▶ _Stated exercise_
Determine how many lines in the entries below include "RSSI". The reply should be that number and nothing else.

▶ _Given information_

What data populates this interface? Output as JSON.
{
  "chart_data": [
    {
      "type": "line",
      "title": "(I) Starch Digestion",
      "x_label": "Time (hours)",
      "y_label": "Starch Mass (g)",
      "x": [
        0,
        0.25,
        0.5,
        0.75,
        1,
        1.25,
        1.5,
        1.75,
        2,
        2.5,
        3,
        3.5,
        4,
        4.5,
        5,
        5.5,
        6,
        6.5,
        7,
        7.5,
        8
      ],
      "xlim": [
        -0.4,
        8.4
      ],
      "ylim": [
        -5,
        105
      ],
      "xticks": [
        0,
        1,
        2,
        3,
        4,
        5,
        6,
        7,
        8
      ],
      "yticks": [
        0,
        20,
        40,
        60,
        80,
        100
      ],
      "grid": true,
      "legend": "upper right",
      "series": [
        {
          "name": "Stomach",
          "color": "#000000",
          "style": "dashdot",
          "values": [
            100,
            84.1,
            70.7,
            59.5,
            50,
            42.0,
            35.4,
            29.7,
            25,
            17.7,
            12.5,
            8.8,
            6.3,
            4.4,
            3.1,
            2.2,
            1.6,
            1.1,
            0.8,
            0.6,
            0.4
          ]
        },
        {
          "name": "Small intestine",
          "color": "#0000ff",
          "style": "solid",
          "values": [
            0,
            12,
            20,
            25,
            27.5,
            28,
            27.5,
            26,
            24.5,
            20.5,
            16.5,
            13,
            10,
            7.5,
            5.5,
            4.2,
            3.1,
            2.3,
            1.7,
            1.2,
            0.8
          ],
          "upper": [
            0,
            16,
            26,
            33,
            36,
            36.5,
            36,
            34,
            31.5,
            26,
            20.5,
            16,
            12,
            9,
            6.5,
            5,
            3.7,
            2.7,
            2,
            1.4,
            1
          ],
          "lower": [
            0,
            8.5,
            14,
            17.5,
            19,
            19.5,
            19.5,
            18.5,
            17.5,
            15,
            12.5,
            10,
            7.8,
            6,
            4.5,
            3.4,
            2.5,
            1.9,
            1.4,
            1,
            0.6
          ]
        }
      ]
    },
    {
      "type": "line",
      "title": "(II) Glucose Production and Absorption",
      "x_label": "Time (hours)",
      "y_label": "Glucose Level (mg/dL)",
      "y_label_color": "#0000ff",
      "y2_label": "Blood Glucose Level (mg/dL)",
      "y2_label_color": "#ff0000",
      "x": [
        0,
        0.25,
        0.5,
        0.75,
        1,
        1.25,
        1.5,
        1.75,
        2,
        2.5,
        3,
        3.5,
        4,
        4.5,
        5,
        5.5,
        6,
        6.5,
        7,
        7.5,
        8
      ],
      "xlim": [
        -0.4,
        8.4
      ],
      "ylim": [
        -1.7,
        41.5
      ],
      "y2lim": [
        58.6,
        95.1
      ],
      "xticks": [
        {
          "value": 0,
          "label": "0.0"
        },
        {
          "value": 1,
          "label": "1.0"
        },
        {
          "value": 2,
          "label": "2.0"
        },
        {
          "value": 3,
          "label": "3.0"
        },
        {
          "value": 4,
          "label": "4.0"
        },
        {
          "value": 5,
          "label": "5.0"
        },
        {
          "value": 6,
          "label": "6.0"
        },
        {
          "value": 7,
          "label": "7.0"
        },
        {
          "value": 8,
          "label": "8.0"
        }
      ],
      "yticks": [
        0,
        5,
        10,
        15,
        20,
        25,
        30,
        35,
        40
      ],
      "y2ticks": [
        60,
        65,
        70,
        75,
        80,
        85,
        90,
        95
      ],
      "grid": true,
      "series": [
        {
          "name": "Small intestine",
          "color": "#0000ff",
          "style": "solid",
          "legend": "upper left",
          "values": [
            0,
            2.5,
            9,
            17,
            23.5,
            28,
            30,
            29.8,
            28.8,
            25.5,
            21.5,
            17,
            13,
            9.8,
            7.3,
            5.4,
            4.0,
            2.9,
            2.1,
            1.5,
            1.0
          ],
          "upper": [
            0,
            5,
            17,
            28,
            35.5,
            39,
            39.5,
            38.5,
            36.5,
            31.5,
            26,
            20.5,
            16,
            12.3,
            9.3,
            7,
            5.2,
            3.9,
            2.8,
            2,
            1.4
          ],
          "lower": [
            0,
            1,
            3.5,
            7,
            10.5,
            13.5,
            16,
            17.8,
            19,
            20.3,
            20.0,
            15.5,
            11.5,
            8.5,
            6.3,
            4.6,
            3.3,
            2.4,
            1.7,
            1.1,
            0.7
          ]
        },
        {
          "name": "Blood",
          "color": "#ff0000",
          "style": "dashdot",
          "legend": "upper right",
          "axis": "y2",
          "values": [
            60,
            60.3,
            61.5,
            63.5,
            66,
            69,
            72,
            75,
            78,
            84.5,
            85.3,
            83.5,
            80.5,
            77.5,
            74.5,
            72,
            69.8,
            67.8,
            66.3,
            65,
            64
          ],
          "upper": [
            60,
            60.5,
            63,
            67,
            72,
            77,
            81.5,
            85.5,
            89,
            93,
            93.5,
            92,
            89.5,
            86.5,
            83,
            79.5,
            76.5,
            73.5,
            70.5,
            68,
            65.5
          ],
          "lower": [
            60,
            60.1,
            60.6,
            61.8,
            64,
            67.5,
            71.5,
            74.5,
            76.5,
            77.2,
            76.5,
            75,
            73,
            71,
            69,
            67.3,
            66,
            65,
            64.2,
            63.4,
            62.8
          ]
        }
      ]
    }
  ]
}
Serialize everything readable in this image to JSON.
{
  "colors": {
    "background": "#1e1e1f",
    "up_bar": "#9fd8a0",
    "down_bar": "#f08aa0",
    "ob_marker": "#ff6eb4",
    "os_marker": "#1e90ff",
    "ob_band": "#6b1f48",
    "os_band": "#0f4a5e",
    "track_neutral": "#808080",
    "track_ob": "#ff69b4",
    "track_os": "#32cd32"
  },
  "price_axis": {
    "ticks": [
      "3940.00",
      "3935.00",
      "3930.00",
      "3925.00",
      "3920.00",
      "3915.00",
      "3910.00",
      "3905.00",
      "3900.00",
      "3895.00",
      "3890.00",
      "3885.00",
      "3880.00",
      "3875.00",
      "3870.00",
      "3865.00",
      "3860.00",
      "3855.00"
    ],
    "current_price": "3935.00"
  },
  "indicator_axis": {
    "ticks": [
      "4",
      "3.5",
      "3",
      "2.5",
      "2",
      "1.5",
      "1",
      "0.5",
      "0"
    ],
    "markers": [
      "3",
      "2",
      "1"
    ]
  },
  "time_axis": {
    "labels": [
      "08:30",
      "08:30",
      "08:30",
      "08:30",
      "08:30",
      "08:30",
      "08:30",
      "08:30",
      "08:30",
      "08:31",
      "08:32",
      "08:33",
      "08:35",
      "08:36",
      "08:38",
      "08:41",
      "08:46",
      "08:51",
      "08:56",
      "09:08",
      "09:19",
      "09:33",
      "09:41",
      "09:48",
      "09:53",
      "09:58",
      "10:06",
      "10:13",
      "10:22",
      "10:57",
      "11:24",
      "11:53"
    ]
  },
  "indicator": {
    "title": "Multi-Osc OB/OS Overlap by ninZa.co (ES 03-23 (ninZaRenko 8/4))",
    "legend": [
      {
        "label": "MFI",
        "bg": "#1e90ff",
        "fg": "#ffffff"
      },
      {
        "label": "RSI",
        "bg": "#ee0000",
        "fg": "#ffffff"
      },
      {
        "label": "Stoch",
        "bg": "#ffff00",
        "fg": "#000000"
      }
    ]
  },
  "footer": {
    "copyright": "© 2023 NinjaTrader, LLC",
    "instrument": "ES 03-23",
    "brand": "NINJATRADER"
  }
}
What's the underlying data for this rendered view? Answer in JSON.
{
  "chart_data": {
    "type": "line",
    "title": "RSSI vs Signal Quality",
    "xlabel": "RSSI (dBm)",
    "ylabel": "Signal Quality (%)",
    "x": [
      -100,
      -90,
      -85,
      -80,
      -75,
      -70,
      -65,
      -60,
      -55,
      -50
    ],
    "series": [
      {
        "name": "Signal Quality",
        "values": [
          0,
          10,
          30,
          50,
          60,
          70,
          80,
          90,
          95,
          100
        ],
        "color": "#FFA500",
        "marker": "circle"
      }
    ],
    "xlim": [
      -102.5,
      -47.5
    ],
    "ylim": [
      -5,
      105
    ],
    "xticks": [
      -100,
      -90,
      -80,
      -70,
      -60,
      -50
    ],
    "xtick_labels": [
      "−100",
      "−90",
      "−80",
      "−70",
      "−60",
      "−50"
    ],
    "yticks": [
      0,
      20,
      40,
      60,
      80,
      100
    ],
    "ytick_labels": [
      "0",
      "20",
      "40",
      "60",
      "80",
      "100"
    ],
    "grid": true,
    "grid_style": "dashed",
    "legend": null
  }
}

▶ _The result_
2